◆ Tasks:
**A.** Reproduce a passage of the Friendli Client page word for word, starting at the words "Friendli Logo" and ending after "into your applications.".
**B.** According to the Friendli Client page, which environment variable must be set before the client instance is initialized with client = Friendli()?
**C.** Continue the Friendli Client page from its last line onward.

◆ Excerpted passage:
━━━━━━

Client of Friendli Suite.

These details have not been verified by PyPI

Project links

Project description

Friendli Logo

Supercharge Generative AI Serving with Friendli 🚀

The Friendli Client offers convenient interface to interact with endpoint services provided by Friendli Suite, the ultimate solution for serving generative AI models. Designed for flexibility and performance, it supports both synchronous and asynchronous operations, making it easy to integrate powerful AI capabilities into your applications.

Installation

To get started with Friendli, install the client package using pip:

pip install friendli-client

[!IMPORTANT] You must set FRIENDLI_TOKEN environment variable before initializing the client instance with client = Friendli(). Alternatively, you can provide the value of your personal access token as the token argument when creating the client, like so:
from friendli import Friendli

client = Friendli(token="YOUR PERSONAL ACCESS TOKEN")

Friendli Serverless Endpoints

Friendli Serverless Endpoint offer a simple, click-and-play interface for accessing popular open-source models like Llama 3.1. With pay-per-token billing, this is ideal for exploration and experimentation.

To interact with models hosted by serverless endpoints, provide the model code you want to use in the model argument. Refer to the pricing table for a list of available model codes and their pricing.

from friendli import Friendli

client = Friendli()

━━━━━━

◆ Information supplied:
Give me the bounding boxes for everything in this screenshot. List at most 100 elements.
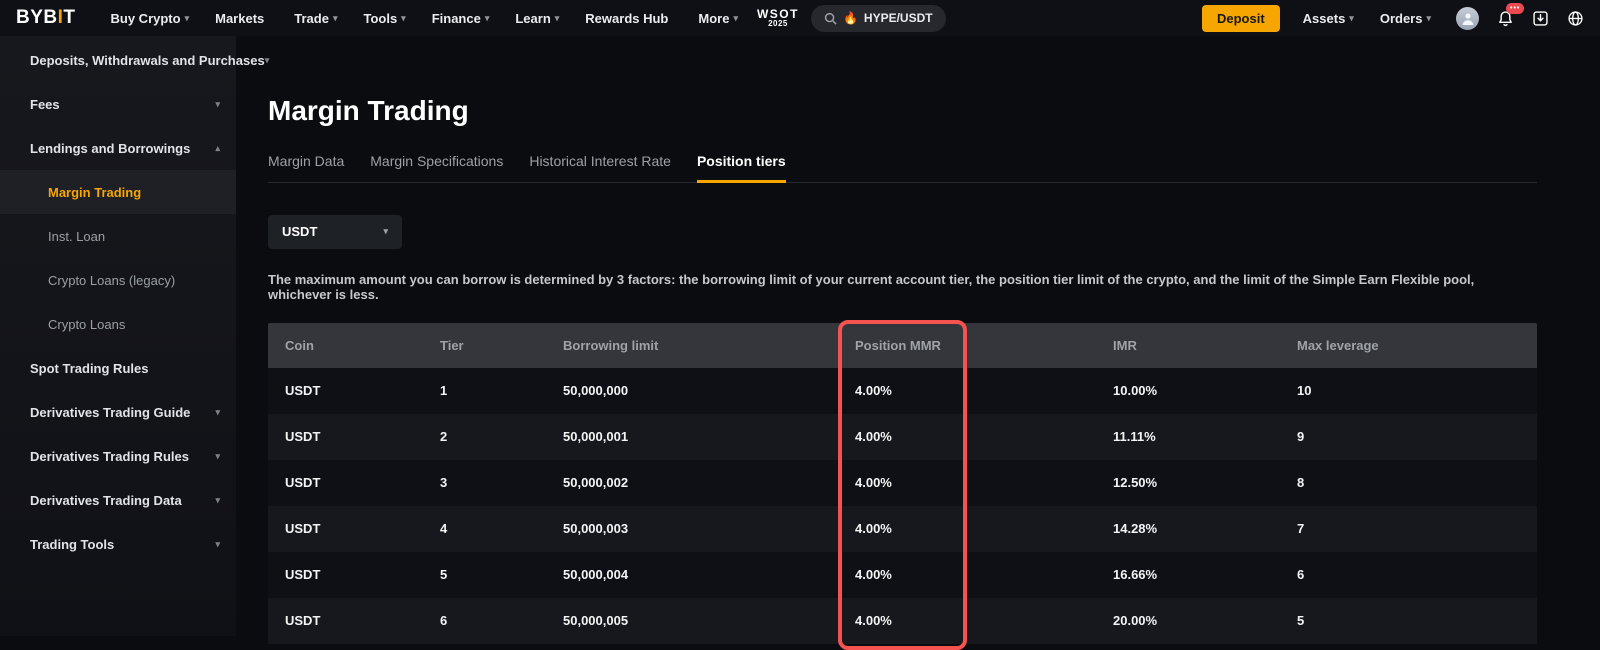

━━━━━━

◆ Answers to the exercises:
**A.**
Friendli Logo

Supercharge Generative AI Serving with Friendli 🚀

The Friendli Client offers convenient interface to interact with endpoint services provided by Friendli Suite, the ultimate solution for serving generative AI models. Designed for flexibility and performance, it supports both synchronous and asynchronous operations, making it easy to integrate powerful AI capabilities into your applications.

**B.** FRIENDLI_TOKEN

**C.**
chat_completion = client.chat.completions.create(
    model="meta-llama-3.1-8b-instruct",
    messages=[
        {
            "role": "user",
            "content": "Tell me how to make a delicious pancake",
        }
    ],
)
print(chat_completion.choices[0].message.content)

Friendli Dedicated Endpoints

Friendli Dedicated Endpoints enable you to run your custom generative AI models on dedicated GPU resources.

To interact with dedicated endpoints, provide the endpoint ID in the model argument.

import os
from friendli import Friendli

client = Friendli(
    team_id=os.environ["TEAM_ID"],  # If not provided, default team is used.
    use_dedicated_endpoint=True,
)

chat_completion = client.chat.completions.create(
    model=os.environ["ENDPOINT_ID"],
    messages=[
        {
            "role": "user",
            "content": "Tell me how to make a delicious pancake",
        }
    ],
)
print(chat_completion.choices[0].message.content)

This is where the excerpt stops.